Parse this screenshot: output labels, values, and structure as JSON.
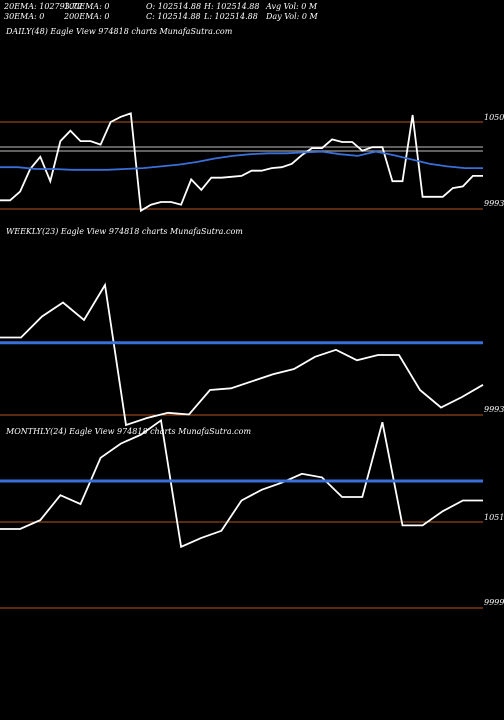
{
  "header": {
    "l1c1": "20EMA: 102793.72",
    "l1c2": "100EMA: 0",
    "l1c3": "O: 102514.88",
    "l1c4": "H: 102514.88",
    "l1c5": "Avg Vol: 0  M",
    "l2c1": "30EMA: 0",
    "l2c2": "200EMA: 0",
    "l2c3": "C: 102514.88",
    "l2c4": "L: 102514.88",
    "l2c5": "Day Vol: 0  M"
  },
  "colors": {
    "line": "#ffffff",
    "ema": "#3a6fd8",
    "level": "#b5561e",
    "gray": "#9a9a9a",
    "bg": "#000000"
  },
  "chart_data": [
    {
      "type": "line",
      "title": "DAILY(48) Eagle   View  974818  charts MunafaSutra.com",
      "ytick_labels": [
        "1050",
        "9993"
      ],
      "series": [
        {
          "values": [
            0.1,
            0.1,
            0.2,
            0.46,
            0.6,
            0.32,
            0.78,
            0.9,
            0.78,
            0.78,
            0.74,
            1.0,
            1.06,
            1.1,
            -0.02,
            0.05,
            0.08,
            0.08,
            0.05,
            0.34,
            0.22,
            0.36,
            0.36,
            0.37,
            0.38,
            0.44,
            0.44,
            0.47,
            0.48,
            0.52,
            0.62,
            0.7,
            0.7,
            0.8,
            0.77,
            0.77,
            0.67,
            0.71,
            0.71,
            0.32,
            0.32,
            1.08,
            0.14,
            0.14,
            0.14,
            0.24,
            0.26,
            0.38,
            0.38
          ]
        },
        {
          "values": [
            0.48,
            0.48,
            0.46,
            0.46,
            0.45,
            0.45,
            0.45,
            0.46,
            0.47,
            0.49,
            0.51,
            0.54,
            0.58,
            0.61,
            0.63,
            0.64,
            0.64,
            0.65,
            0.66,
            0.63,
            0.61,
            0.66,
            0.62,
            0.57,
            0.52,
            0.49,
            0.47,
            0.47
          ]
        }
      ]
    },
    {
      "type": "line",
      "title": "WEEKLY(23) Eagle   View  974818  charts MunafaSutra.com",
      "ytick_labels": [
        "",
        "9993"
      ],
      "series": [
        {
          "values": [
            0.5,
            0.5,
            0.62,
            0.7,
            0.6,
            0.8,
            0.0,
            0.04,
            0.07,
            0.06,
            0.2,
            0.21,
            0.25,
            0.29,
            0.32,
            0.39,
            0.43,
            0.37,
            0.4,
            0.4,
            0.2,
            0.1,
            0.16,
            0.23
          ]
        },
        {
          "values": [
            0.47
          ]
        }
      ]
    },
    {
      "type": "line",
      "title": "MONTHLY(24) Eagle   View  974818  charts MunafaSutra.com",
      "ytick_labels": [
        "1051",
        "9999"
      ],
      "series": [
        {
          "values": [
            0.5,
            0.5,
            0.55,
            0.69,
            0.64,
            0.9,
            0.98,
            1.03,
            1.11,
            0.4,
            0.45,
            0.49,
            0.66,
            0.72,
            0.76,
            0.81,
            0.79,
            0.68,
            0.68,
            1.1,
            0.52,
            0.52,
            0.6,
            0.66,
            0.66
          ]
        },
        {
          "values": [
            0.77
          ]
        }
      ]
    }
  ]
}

--

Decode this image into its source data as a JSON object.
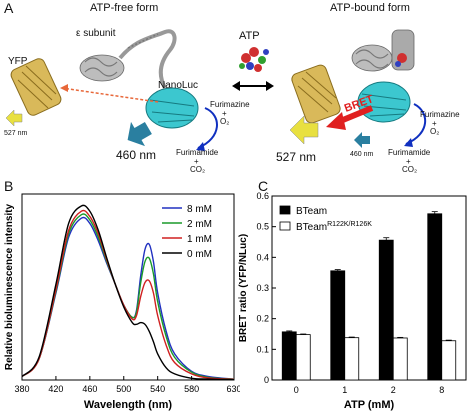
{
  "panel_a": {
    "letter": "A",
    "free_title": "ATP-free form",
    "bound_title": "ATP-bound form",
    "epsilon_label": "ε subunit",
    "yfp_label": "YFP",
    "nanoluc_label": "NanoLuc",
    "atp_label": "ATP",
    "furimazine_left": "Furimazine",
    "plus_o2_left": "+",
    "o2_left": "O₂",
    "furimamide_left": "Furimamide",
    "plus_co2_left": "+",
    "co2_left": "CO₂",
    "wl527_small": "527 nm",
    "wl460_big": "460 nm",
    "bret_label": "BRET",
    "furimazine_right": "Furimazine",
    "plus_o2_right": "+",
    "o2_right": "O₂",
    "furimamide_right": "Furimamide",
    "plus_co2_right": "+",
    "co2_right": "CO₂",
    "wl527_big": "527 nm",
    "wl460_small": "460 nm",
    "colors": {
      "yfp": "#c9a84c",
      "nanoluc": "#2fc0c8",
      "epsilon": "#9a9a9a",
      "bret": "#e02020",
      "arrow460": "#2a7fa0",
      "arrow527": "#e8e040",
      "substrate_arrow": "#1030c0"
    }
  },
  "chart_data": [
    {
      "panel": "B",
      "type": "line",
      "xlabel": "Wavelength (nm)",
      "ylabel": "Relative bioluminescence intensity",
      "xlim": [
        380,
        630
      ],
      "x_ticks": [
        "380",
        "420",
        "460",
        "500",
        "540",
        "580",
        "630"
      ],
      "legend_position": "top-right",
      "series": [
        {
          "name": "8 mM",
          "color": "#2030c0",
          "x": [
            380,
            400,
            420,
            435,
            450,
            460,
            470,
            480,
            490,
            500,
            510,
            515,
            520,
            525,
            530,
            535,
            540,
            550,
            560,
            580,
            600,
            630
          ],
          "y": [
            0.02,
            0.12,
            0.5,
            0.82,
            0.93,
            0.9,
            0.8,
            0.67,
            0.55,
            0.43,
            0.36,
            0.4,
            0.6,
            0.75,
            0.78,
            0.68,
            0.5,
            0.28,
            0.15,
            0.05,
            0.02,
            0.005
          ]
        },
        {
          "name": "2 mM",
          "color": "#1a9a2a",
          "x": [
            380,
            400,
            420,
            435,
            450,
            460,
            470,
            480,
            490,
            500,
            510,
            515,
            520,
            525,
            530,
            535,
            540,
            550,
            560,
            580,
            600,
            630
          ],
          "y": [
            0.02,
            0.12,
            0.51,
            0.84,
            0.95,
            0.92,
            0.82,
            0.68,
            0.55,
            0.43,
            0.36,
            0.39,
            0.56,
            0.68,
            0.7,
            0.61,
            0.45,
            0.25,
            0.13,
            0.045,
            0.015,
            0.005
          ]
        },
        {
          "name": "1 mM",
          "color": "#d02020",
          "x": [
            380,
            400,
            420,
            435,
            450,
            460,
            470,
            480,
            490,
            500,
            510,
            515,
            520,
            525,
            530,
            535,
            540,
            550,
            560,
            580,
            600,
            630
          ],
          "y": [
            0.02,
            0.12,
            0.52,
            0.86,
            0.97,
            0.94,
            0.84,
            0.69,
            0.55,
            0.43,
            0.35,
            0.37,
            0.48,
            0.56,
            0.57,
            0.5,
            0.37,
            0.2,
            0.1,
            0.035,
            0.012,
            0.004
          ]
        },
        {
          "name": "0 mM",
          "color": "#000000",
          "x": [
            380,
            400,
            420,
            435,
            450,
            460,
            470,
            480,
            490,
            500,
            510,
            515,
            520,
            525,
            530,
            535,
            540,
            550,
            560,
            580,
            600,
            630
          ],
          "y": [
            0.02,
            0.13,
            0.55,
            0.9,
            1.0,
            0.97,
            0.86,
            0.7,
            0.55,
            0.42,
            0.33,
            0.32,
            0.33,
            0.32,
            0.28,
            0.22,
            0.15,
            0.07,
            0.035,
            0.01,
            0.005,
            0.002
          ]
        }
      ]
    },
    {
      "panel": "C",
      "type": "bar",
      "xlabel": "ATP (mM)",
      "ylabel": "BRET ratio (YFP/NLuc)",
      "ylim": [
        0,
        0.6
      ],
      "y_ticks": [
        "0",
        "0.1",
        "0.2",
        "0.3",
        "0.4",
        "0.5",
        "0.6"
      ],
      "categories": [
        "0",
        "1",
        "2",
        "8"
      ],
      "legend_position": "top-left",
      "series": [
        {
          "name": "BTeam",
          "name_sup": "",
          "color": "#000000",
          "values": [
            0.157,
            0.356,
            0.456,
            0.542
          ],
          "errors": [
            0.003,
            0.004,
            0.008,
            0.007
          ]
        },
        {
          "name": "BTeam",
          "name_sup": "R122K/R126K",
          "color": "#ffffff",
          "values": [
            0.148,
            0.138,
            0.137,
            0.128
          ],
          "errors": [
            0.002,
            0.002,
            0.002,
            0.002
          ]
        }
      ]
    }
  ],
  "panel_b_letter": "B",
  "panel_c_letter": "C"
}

## What the task requires
Read through the lines above and collect those that contain the string "this".

## Result below
Parse this screenshot: output labels, values, and structure as JSON.
Decode this image into its source data as a JSON object.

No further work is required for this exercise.